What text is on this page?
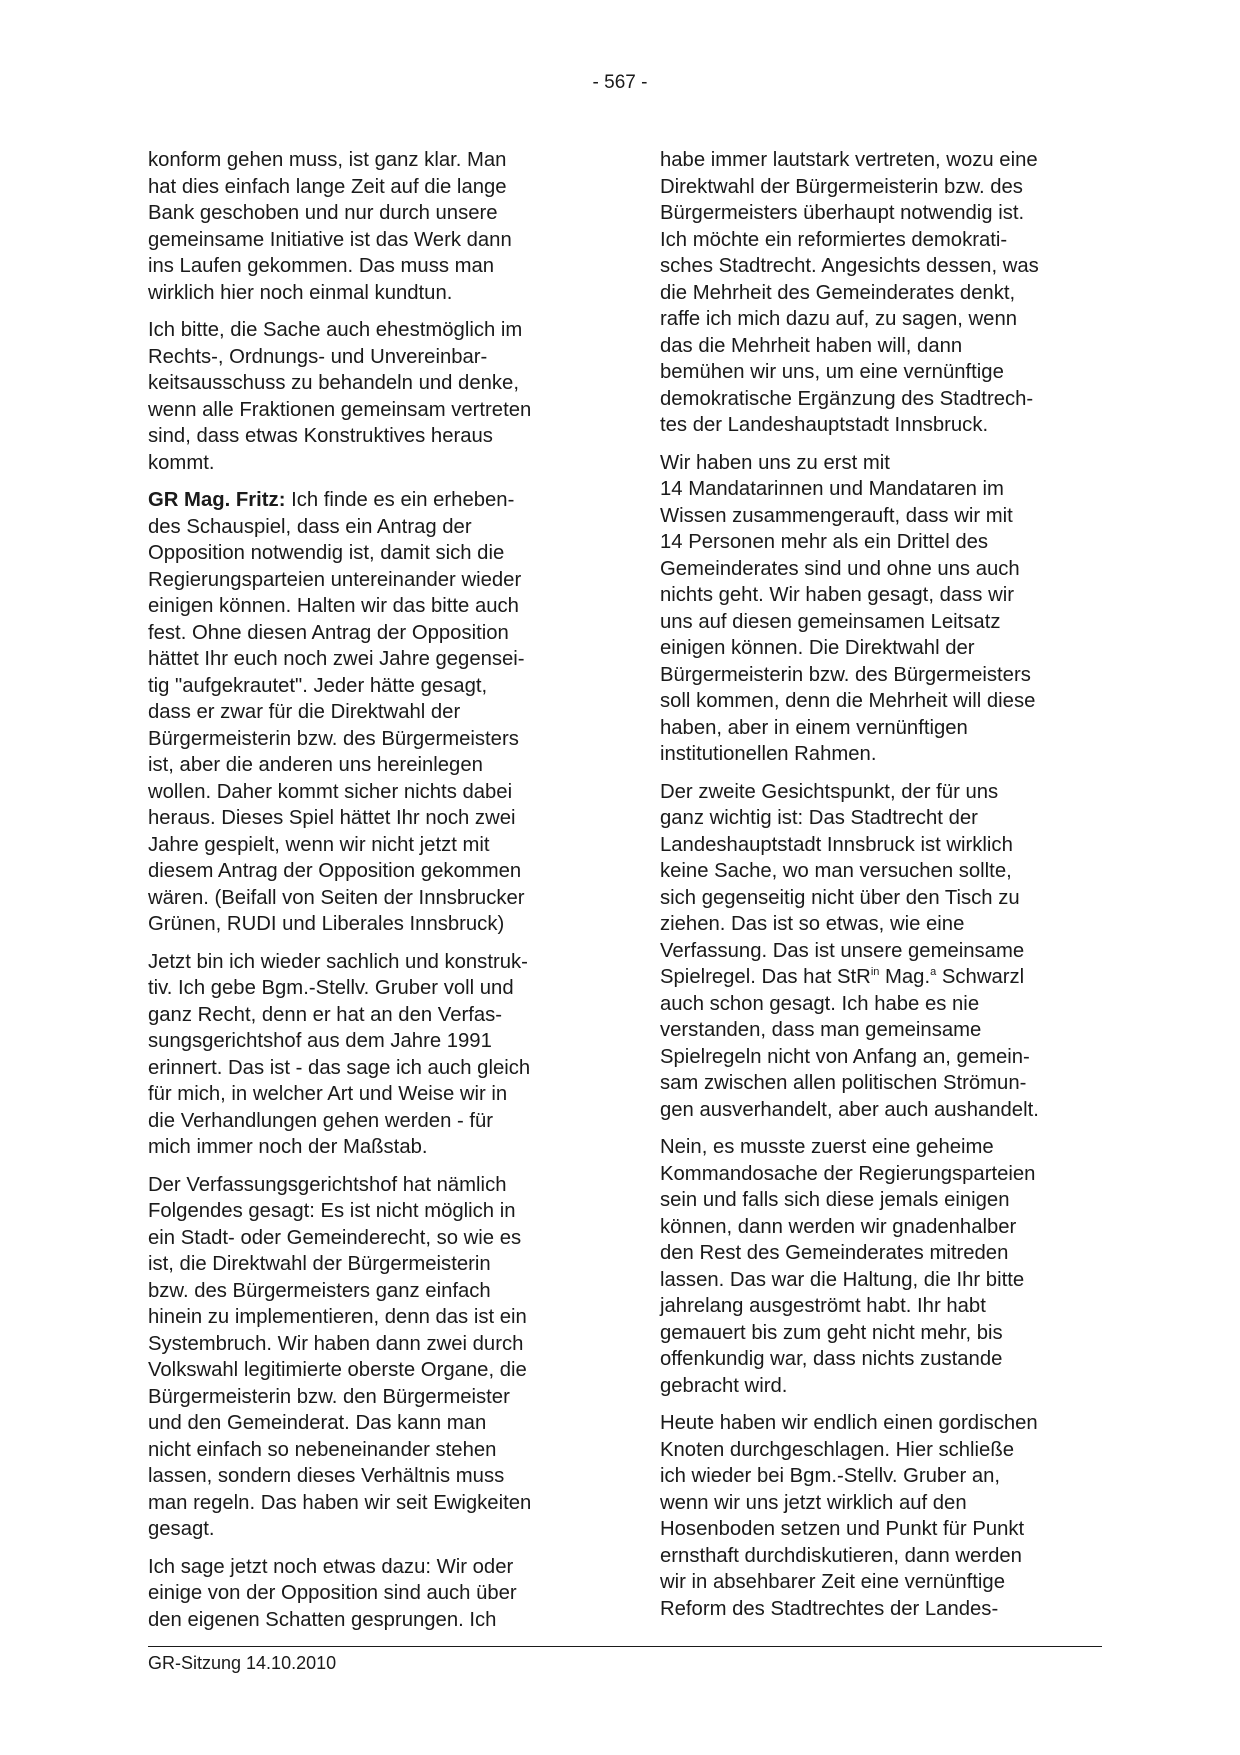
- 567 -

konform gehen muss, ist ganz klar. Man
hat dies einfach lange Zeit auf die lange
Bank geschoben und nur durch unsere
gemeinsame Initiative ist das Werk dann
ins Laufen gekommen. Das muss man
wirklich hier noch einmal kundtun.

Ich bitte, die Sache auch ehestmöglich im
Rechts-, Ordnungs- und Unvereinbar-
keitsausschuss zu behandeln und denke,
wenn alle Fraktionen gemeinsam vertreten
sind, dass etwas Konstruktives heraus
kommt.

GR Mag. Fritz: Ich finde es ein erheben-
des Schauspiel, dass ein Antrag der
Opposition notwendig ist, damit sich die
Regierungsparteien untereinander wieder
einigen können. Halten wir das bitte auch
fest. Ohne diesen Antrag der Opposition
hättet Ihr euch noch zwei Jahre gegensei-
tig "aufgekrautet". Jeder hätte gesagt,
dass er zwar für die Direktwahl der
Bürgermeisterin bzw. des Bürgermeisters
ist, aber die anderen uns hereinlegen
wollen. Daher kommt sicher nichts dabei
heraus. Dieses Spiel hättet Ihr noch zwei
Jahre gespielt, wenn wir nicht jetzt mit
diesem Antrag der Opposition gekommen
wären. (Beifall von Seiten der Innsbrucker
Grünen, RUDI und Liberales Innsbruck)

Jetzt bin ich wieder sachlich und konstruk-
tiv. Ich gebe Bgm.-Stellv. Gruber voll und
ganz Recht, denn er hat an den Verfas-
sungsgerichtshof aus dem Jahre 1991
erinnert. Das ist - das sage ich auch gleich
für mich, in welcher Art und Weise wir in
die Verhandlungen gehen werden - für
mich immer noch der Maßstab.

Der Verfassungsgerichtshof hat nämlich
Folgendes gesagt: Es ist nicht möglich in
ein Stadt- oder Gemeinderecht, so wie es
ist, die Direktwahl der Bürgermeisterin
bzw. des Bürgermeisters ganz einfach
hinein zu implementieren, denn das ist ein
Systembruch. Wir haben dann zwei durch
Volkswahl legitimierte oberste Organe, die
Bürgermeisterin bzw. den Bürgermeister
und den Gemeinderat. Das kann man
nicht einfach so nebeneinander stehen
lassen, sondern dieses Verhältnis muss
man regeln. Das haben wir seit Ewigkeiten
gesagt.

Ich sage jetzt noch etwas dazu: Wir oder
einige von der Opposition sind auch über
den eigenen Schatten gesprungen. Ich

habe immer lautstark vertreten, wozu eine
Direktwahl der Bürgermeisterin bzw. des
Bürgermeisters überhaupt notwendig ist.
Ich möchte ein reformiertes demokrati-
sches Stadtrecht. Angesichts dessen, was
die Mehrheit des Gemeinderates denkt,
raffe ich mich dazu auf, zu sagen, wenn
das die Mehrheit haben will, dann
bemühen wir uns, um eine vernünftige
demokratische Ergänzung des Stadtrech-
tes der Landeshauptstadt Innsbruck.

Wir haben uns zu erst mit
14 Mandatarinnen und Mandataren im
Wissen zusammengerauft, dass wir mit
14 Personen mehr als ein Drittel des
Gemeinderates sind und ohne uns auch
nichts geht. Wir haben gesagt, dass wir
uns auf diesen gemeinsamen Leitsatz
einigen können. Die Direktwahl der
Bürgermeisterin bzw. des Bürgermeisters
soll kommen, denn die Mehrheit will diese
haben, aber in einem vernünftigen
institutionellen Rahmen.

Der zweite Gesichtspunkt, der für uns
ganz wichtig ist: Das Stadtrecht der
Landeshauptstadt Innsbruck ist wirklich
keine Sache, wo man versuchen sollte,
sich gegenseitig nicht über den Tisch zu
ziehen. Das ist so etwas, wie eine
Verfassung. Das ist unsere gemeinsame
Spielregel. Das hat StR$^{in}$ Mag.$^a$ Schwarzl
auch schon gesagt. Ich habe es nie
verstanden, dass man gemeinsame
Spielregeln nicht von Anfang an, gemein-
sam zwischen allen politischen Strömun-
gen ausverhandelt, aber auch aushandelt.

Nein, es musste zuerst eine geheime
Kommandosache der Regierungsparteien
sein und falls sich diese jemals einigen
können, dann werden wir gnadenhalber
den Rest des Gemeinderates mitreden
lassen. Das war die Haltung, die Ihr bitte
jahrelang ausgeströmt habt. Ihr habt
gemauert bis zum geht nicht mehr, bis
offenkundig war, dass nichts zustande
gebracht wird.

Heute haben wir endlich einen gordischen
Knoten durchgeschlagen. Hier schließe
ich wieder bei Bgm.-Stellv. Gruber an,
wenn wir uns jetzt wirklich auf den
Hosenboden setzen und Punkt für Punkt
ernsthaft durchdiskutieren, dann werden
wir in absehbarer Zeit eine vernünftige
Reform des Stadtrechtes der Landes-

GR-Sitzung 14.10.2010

--

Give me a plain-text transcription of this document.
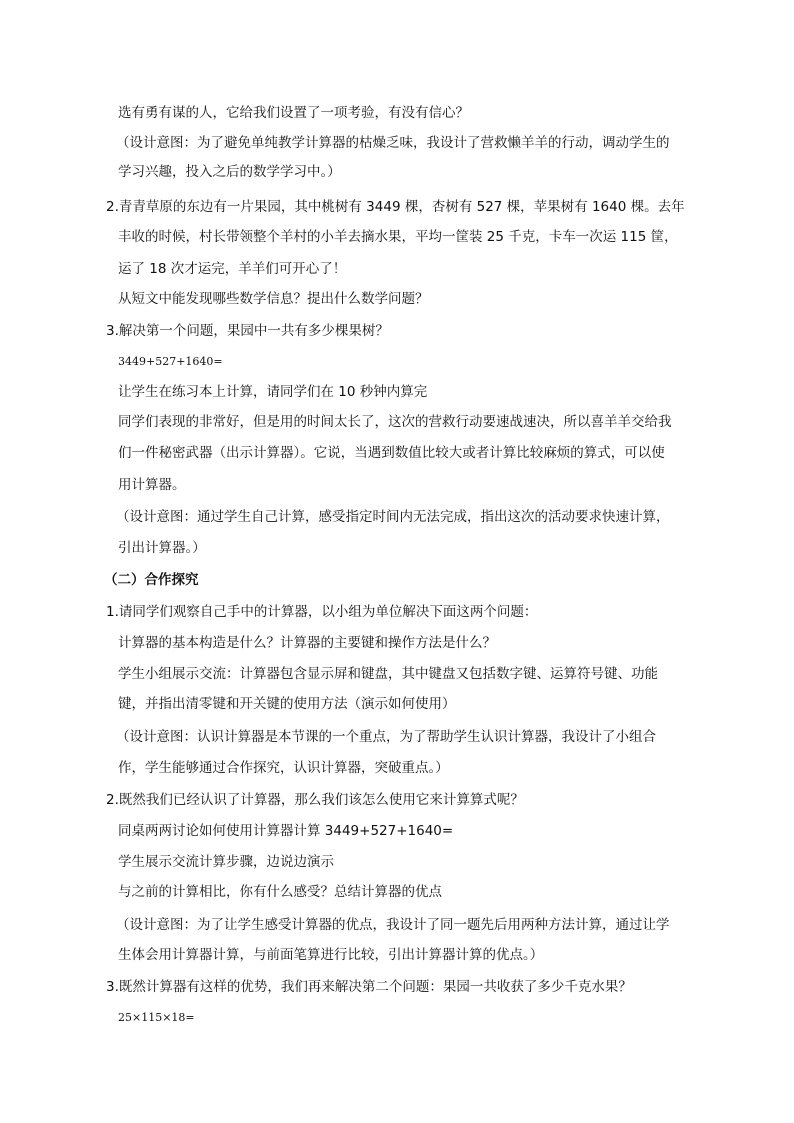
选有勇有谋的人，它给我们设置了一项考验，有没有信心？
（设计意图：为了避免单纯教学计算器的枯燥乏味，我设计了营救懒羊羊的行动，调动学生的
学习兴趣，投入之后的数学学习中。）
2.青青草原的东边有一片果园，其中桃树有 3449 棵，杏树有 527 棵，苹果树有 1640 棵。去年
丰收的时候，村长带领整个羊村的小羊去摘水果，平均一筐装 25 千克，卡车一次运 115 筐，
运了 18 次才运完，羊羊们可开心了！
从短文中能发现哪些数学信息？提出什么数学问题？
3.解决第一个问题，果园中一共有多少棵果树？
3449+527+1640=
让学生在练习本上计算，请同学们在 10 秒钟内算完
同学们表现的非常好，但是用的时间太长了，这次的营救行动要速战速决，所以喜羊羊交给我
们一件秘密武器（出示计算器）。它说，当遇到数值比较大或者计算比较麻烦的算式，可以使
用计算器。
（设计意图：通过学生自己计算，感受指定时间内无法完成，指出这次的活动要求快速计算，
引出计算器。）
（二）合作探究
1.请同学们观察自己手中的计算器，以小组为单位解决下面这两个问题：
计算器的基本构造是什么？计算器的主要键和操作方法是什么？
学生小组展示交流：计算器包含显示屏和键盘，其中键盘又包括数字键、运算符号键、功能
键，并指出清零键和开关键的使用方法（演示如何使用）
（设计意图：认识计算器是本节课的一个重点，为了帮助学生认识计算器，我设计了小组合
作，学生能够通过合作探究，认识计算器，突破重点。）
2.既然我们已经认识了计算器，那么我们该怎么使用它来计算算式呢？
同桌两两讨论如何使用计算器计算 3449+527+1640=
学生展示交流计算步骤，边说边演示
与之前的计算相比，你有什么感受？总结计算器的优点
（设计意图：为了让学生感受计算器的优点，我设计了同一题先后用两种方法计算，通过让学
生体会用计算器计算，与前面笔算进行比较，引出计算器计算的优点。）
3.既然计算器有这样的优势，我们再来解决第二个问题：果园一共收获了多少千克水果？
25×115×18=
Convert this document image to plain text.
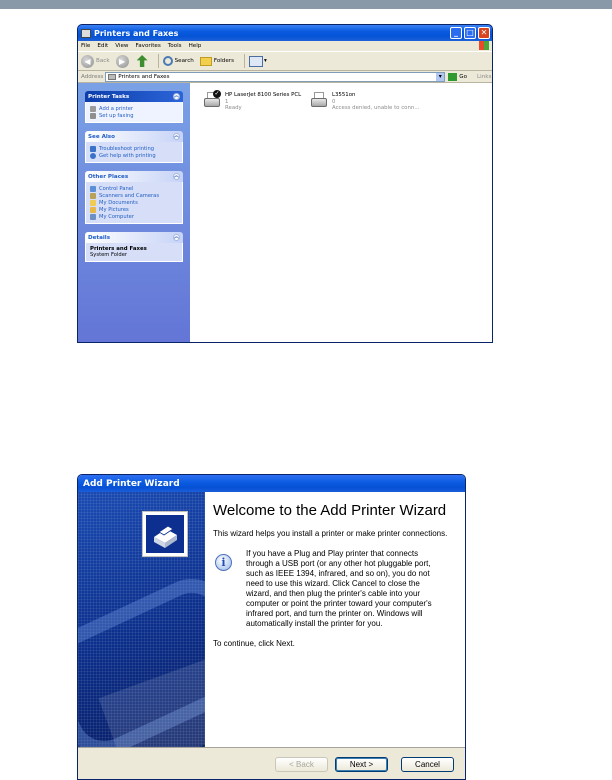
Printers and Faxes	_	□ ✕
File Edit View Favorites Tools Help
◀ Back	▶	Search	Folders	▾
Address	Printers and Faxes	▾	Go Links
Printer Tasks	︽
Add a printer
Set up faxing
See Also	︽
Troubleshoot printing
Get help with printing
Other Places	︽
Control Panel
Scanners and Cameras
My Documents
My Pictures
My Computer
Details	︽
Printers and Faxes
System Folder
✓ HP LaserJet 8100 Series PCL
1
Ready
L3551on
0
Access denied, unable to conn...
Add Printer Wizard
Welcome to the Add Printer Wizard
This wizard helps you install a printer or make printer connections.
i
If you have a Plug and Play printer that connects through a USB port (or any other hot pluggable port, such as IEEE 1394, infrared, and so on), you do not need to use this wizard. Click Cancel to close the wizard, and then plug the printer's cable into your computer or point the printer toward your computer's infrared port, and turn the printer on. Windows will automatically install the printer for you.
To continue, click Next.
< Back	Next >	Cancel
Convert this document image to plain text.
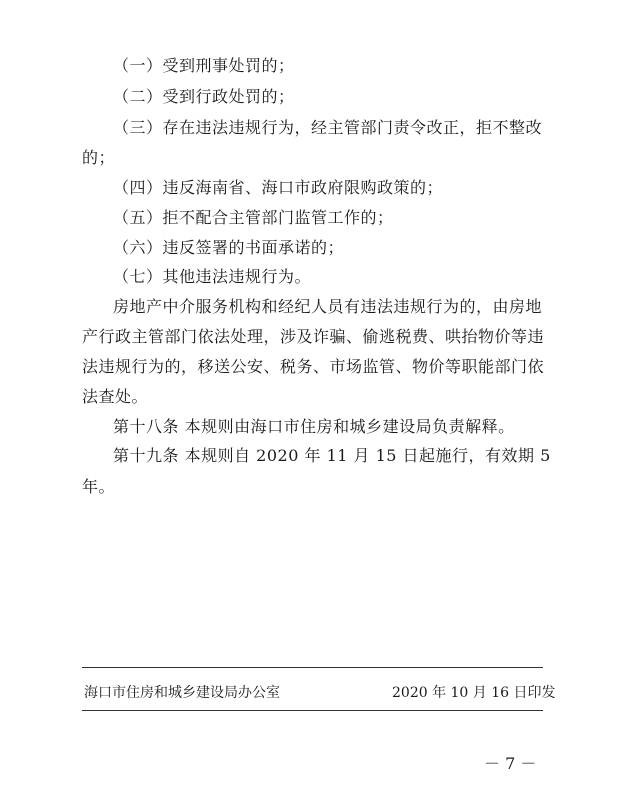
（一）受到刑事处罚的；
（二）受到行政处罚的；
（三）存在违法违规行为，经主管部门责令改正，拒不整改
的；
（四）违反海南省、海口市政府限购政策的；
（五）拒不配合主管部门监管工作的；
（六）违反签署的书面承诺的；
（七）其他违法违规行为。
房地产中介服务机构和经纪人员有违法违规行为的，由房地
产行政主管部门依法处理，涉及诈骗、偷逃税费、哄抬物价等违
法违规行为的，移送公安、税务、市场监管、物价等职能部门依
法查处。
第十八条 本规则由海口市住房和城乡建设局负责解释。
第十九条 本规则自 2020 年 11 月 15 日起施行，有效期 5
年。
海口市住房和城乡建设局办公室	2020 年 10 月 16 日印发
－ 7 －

...

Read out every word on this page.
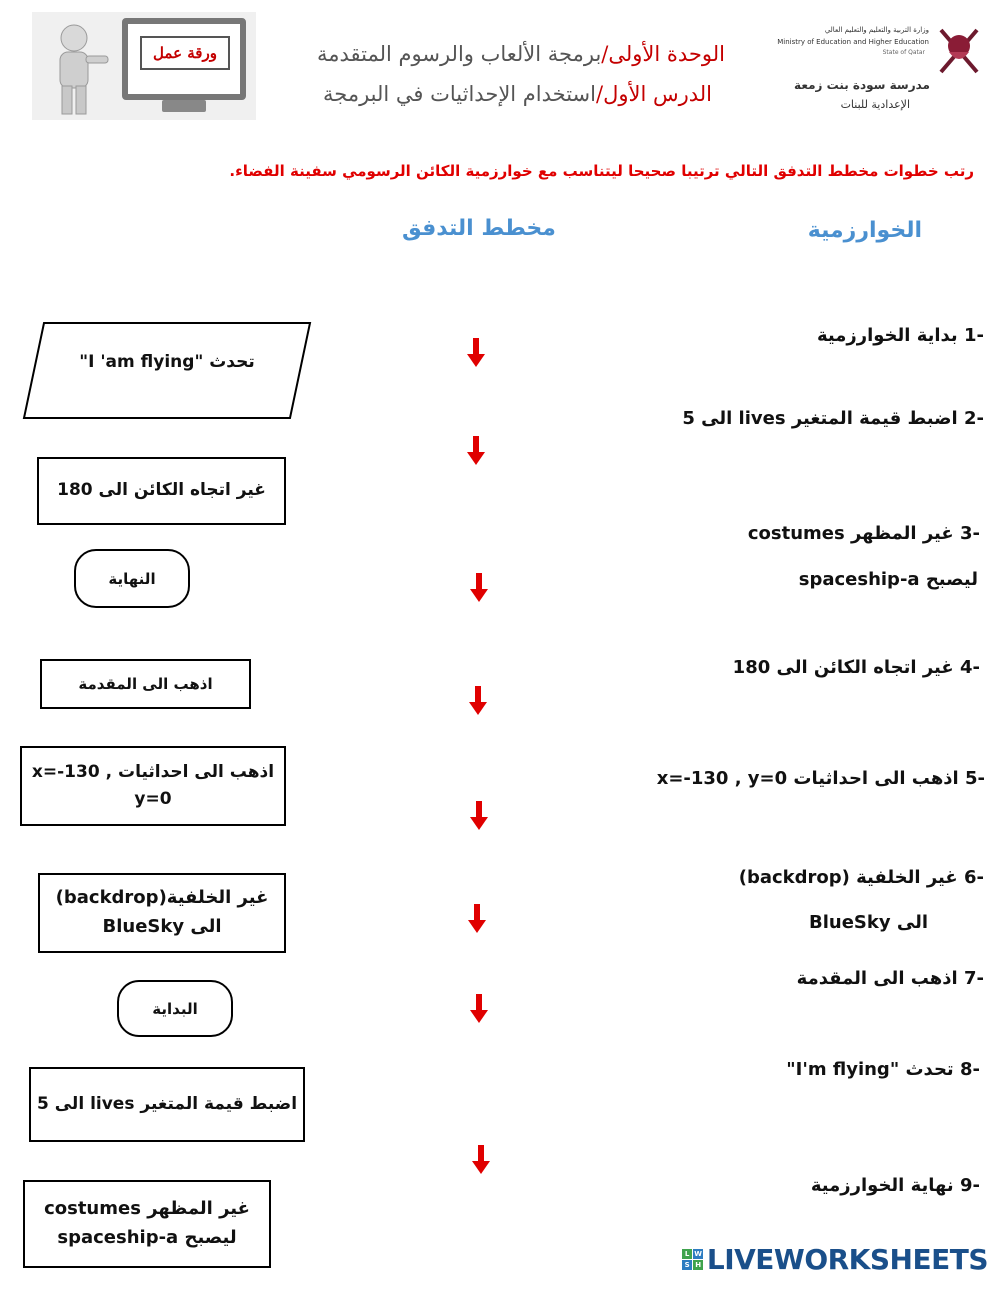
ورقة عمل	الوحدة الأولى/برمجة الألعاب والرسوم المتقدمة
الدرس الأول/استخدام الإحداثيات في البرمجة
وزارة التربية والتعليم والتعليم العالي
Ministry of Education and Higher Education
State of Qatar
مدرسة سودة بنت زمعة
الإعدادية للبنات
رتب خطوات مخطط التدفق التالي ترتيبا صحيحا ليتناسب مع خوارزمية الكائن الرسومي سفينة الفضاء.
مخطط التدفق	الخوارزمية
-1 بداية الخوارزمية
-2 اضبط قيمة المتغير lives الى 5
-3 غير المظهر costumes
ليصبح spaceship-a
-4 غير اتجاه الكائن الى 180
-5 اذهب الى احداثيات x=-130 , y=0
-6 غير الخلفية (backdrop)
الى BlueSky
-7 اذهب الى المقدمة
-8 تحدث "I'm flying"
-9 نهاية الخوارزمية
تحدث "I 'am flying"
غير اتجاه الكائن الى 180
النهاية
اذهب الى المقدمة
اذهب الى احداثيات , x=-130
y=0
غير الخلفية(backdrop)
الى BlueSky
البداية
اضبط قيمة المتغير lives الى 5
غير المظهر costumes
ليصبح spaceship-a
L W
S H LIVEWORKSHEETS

» **WORK INSTRUCTIONS**:
State only the count of lines above that hold the string "printing".

» **WRITTEN SOLUTION**:
2